Extract every line where the string "text" appears.
==================================================
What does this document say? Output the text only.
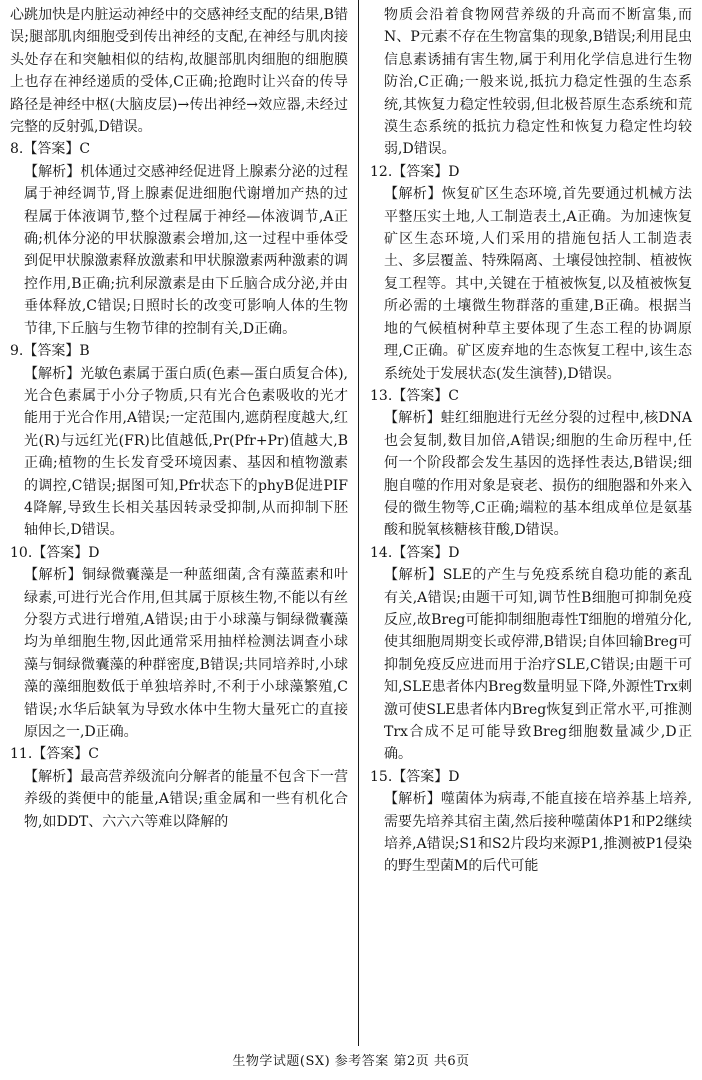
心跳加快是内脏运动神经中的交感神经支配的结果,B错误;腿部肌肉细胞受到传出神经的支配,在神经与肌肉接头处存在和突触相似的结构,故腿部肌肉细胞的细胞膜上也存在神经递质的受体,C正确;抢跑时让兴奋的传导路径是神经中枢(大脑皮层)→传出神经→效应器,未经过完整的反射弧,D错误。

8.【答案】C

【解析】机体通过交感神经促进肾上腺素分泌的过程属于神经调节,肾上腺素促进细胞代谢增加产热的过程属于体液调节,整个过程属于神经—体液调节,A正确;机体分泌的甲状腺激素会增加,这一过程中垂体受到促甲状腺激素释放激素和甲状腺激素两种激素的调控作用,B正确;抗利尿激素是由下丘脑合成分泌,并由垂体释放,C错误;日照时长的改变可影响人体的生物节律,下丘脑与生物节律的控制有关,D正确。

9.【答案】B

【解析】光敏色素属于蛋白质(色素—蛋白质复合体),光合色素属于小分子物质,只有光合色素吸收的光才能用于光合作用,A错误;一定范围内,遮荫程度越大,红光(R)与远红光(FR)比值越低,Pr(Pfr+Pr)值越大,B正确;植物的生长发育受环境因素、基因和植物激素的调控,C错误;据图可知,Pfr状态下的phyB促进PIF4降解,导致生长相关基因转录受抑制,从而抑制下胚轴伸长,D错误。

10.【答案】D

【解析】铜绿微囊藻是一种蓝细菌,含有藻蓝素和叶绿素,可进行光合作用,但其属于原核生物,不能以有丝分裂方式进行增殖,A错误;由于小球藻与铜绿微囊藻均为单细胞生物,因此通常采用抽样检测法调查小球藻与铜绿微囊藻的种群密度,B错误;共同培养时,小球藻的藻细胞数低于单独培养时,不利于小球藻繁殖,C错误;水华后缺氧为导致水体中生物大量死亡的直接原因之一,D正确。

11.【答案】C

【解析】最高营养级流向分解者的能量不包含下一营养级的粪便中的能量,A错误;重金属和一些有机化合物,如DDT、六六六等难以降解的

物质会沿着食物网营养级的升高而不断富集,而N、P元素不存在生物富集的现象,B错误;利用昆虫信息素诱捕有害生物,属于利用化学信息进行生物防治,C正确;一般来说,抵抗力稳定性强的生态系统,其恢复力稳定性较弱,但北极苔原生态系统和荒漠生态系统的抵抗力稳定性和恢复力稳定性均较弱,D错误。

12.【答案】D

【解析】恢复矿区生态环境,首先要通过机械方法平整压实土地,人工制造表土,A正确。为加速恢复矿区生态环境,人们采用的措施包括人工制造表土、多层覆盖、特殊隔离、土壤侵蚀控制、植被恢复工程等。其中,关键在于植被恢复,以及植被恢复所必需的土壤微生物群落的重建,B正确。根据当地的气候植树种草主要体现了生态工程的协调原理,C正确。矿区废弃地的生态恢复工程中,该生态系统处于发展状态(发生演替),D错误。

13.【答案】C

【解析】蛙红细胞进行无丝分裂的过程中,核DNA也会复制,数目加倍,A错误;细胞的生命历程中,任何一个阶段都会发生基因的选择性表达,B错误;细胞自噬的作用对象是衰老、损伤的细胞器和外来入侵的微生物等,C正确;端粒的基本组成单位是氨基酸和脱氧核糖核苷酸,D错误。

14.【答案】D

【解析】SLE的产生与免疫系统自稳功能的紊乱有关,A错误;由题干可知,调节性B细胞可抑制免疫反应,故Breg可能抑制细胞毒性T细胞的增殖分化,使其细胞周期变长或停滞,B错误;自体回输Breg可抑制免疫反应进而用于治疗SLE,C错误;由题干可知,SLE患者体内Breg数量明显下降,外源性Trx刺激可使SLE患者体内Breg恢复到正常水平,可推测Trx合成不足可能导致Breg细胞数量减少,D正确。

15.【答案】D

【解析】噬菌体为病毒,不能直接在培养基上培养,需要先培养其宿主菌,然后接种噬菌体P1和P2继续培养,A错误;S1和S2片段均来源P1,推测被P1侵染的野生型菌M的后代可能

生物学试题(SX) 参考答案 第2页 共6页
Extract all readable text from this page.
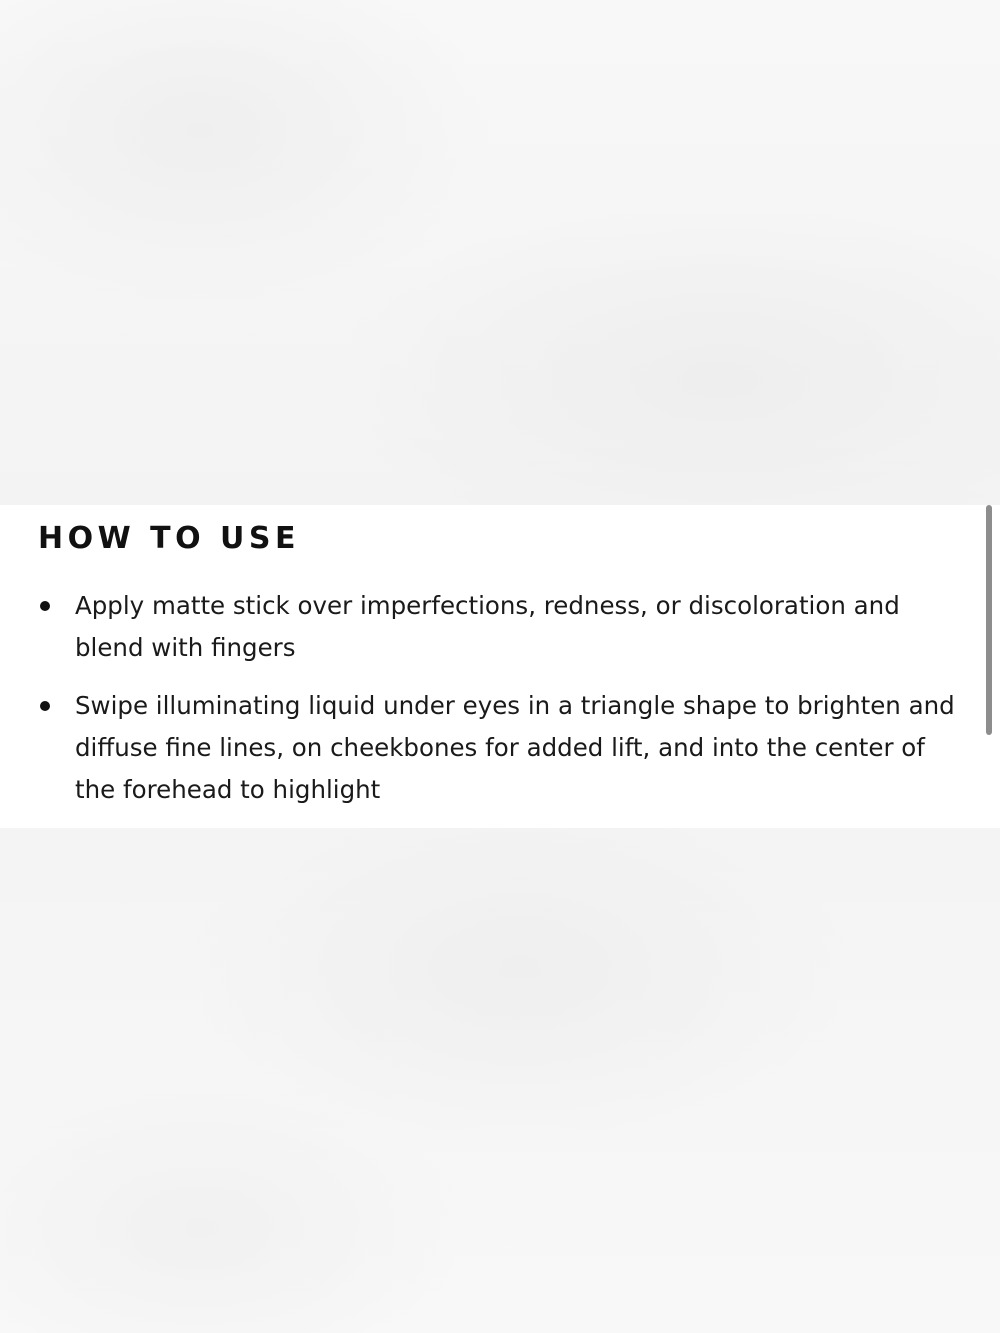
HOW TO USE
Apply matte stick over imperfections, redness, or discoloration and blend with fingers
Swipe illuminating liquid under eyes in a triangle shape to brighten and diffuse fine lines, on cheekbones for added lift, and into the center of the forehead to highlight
==================================================
▶ _FULL SOLUTION_
What does this document say? Output the text only.
Extract all readable text from this page.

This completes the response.